• [EXERCISE BRIEF]: Go through the listing and pick out each line with the word "here" in it.

• [MATERIAL FOR THIS TASK]:
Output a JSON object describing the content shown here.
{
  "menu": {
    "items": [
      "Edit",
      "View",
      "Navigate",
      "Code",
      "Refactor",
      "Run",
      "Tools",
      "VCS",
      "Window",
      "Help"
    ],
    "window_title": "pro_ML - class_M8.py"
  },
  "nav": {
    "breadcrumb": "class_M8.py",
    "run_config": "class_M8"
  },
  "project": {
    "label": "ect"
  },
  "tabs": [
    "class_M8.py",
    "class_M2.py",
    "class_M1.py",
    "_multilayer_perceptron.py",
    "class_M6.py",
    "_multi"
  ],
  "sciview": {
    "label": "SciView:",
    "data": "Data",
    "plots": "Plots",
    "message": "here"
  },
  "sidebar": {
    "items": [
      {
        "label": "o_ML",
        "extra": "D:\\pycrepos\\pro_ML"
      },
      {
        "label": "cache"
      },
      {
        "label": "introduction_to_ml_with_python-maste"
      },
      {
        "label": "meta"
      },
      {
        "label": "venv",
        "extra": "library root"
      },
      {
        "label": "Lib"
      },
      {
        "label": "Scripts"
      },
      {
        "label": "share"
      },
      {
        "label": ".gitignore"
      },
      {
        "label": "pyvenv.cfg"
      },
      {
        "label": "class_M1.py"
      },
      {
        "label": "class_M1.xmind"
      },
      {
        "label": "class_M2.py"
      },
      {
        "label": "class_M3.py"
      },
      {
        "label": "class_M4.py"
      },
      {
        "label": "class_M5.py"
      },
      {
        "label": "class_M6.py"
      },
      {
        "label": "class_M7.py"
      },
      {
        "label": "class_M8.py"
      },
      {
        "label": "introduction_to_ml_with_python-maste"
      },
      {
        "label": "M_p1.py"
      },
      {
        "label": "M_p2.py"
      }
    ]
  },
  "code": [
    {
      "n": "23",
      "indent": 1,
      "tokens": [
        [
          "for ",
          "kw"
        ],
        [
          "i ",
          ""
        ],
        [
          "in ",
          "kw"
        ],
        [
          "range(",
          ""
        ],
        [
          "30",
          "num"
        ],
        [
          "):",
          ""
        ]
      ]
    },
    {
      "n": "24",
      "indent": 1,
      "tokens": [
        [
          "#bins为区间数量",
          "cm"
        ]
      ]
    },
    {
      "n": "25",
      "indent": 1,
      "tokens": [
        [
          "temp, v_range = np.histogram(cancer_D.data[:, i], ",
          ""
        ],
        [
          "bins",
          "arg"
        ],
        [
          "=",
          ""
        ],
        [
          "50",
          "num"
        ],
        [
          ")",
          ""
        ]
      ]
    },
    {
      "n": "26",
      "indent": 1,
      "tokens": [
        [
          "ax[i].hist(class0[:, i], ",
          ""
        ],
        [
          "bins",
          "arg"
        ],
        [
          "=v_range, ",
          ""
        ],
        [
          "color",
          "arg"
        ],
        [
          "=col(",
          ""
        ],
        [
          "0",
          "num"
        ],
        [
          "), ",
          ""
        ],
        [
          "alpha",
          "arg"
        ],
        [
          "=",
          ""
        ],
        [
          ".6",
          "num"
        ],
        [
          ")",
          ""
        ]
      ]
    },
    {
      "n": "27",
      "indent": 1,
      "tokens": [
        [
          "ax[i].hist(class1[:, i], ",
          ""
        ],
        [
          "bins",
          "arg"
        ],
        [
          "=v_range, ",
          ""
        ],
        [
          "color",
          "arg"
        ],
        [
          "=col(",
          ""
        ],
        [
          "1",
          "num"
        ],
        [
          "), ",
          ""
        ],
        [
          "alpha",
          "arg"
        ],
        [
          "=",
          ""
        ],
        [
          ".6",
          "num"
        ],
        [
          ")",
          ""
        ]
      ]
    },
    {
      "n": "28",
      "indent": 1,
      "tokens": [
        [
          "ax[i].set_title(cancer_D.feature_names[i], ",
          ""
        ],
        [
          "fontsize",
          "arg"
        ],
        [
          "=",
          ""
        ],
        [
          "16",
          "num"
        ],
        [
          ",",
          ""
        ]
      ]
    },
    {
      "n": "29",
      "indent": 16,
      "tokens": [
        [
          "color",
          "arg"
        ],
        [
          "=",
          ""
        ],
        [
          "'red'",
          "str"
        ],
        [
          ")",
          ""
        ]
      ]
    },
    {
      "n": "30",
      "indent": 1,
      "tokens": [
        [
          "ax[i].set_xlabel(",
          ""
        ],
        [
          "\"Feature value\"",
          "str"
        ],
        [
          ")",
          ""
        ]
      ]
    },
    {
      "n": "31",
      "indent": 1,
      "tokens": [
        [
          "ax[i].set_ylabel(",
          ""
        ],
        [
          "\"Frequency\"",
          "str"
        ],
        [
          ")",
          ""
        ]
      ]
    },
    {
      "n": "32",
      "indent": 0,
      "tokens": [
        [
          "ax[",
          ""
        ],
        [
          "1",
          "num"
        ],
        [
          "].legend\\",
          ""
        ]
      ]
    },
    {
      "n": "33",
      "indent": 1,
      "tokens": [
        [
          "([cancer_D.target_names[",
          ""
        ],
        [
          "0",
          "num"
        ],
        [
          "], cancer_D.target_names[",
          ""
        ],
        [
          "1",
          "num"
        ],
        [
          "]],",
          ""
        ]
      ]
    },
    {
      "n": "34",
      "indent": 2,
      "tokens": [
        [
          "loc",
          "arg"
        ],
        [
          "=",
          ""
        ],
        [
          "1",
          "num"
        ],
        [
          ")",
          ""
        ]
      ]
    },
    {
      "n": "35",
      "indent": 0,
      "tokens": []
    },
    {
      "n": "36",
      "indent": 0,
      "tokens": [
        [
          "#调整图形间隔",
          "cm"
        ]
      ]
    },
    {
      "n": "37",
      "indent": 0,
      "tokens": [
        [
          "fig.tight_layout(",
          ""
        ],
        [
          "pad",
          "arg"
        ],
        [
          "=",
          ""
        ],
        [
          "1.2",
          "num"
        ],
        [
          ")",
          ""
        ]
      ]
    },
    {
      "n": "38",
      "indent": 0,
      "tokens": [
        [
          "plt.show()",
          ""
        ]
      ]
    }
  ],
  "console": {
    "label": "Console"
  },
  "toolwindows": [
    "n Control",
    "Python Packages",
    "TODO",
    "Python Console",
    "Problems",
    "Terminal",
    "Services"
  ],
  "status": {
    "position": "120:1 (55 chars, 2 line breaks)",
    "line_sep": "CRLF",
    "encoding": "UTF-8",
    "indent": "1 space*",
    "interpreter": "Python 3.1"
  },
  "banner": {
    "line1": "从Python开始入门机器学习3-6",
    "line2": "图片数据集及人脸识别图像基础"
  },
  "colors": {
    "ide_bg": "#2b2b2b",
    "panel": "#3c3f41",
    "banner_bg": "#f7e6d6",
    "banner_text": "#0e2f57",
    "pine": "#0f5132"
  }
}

• [EXERCISE OUTPUT]:
Output a JSON object describing the content shown here.
    "message": "here"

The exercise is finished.